WRITTEN TASK
Gather from the material every line that contains the string "JSON".
START INFORMATION SHOWN
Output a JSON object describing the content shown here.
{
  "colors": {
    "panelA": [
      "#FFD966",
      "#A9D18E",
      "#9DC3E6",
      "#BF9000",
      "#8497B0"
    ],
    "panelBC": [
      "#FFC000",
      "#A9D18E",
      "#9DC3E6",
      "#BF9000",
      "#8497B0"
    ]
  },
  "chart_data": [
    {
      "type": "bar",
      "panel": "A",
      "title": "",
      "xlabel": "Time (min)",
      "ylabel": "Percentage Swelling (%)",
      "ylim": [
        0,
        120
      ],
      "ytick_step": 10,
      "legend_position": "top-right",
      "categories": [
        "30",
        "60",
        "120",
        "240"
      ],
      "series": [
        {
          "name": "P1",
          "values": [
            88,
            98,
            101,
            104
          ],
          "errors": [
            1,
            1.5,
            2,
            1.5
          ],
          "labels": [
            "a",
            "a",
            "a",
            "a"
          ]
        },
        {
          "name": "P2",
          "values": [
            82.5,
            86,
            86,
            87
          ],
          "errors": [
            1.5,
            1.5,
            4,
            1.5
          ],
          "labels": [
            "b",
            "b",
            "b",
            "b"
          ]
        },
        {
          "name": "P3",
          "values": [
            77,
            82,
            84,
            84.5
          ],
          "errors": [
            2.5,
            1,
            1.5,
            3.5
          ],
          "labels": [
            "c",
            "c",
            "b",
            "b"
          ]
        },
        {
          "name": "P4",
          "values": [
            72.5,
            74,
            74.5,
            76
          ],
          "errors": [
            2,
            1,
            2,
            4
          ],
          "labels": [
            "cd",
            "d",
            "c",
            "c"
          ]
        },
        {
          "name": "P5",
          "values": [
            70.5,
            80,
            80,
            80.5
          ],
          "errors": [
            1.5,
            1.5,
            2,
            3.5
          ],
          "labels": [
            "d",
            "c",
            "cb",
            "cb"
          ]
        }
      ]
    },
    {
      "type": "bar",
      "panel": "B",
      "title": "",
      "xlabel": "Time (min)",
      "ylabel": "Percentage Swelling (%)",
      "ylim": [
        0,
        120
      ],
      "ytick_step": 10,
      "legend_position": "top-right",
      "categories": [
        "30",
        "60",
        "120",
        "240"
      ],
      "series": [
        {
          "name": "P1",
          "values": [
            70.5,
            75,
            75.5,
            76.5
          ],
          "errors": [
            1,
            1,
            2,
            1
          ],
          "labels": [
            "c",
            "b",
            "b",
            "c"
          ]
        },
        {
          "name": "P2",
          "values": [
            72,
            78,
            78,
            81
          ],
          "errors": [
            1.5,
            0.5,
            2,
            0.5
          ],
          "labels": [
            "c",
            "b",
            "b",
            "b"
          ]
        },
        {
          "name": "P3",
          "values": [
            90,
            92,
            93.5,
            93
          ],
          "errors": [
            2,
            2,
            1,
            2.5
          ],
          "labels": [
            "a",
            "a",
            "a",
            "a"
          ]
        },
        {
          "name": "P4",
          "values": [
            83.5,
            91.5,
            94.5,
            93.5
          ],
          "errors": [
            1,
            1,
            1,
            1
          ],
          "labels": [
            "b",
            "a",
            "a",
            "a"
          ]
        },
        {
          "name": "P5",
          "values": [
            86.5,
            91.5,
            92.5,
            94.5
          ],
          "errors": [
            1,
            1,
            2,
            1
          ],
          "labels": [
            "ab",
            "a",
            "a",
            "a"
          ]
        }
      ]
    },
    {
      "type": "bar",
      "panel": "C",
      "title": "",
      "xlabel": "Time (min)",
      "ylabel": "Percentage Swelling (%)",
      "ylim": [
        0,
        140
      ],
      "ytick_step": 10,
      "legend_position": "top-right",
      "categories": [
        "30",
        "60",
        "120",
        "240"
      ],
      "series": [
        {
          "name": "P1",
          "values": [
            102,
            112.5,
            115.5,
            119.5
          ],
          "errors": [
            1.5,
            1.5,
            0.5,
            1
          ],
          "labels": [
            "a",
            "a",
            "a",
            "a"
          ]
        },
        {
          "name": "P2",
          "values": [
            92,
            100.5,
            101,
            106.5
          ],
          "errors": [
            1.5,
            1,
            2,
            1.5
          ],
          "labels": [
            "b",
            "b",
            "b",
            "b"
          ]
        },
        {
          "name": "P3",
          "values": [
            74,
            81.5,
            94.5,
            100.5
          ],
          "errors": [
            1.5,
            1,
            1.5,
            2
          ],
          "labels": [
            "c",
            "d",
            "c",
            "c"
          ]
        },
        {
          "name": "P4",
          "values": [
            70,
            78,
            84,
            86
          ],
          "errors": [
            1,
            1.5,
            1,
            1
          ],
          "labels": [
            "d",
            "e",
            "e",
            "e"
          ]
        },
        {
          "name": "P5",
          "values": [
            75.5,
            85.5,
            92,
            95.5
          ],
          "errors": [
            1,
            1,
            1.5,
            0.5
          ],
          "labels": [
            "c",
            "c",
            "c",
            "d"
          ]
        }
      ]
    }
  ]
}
END INFORMATION SHOWN
START INFORMATION SHOWN
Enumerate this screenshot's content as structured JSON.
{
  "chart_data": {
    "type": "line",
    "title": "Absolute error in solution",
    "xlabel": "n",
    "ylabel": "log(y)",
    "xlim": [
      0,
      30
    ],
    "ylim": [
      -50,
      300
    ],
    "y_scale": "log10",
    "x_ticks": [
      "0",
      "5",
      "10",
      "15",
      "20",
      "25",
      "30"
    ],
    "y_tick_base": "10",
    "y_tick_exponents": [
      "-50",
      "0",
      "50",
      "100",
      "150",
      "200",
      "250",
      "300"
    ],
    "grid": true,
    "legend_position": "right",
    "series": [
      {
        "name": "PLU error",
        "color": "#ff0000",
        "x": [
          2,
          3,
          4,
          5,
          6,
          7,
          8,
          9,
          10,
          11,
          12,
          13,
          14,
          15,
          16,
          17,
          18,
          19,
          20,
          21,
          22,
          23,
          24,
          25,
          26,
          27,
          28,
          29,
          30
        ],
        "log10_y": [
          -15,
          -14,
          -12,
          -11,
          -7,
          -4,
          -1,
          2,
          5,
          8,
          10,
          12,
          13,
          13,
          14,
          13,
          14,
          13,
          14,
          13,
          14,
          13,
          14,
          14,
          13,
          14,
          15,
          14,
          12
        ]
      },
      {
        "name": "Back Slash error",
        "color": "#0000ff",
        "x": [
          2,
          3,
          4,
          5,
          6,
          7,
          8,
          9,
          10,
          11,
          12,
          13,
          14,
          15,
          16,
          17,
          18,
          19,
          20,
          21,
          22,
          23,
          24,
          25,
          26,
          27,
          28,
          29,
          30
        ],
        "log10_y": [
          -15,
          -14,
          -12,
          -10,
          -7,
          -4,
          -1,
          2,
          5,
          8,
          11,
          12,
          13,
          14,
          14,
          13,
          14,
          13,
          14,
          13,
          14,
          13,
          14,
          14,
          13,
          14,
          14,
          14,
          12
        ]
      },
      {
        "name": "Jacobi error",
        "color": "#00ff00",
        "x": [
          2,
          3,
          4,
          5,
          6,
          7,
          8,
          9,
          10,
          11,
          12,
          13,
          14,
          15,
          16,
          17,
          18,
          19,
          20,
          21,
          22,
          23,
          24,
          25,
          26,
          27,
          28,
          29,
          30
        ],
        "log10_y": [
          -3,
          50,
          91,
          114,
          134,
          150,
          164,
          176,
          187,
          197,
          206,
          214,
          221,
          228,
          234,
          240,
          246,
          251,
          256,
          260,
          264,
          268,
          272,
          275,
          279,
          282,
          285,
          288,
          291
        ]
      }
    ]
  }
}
END INFORMATION SHOWN
SOLUTION FOR THIS PROBLEM
Output a JSON object describing the content shown here.
Enumerate this screenshot's content as structured JSON.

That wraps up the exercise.